[A run of records]
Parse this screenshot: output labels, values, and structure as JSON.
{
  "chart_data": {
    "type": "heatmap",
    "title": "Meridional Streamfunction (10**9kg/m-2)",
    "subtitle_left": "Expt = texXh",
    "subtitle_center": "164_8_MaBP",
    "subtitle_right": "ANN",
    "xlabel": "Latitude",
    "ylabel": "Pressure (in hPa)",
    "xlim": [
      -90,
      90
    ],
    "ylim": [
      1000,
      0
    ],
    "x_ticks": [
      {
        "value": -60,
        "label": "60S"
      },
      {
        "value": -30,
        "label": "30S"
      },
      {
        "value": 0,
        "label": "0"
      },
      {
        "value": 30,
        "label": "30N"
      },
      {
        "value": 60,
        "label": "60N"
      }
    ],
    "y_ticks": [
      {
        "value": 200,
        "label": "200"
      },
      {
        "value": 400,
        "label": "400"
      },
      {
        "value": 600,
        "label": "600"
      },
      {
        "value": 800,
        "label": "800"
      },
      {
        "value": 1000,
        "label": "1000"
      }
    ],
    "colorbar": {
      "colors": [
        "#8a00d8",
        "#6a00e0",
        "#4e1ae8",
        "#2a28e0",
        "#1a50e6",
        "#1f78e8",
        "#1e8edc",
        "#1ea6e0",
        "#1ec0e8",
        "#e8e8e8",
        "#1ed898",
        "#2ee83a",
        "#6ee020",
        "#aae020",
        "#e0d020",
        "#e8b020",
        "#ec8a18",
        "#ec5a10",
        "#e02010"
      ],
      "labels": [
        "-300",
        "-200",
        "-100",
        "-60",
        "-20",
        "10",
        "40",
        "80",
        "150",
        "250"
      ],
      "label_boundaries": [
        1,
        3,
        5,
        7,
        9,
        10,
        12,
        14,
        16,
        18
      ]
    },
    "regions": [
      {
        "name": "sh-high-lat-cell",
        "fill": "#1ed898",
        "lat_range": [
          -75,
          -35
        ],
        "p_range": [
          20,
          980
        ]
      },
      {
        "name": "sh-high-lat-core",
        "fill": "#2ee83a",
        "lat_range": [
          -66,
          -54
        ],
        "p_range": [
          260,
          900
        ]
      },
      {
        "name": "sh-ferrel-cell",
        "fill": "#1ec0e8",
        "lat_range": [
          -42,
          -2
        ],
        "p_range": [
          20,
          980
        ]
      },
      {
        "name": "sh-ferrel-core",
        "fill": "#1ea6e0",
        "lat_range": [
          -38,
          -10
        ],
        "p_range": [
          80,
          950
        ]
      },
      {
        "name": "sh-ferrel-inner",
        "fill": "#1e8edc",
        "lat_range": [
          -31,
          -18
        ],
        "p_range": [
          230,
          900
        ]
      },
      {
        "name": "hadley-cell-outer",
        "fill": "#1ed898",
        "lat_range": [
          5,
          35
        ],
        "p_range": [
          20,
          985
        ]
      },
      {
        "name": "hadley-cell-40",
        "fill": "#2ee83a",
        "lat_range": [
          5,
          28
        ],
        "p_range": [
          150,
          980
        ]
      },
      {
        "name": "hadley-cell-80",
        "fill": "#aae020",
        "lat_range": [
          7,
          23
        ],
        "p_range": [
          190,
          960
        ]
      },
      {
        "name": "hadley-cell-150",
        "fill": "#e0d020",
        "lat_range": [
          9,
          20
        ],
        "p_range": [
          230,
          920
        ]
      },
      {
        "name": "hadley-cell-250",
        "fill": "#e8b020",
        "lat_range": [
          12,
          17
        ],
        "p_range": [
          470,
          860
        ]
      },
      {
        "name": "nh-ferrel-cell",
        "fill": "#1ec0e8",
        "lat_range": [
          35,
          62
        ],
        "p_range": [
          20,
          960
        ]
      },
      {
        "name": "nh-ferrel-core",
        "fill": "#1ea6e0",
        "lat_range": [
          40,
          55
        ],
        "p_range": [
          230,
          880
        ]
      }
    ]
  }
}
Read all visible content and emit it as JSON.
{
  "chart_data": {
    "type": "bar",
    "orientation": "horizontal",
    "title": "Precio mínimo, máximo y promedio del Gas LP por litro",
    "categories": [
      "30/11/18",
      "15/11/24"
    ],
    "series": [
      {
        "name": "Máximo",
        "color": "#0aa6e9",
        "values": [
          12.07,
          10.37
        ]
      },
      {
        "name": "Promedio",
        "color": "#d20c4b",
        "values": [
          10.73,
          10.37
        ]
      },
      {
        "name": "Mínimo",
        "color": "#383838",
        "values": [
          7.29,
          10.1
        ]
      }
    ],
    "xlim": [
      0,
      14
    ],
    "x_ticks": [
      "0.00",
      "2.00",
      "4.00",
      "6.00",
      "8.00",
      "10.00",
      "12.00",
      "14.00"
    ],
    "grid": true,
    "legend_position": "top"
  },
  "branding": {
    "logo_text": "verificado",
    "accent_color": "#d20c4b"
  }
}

• Short exercise:
Reproduce, word for word, every line starting at the line that contains "Read all visible content and emit it as JSON." and ending with the final line of the entries.

• Answer to this task:
Read all visible content and emit it as JSON.
{
  "chart_data": {
    "type": "bar",
    "orientation": "horizontal",
    "title": "Precio mínimo, máximo y promedio del Gas LP por litro",
    "categories": [
      "30/11/18",
      "15/11/24"
    ],
    "series": [
      {
        "name": "Máximo",
        "color": "#0aa6e9",
        "values": [
          12.07,
          10.37
        ]
      },
      {
        "name": "Promedio",
        "color": "#d20c4b",
        "values": [
          10.73,
          10.37
        ]
      },
      {
        "name": "Mínimo",
        "color": "#383838",
        "values": [
          7.29,
          10.1
        ]
      }
    ],
    "xlim": [
      0,
      14
    ],
    "x_ticks": [
      "0.00",
      "2.00",
      "4.00",
      "6.00",
      "8.00",
      "10.00",
      "12.00",
      "14.00"
    ],
    "grid": true,
    "legend_position": "top"
  },
  "branding": {
    "logo_text": "verificado",
    "accent_color": "#d20c4b"
  }
}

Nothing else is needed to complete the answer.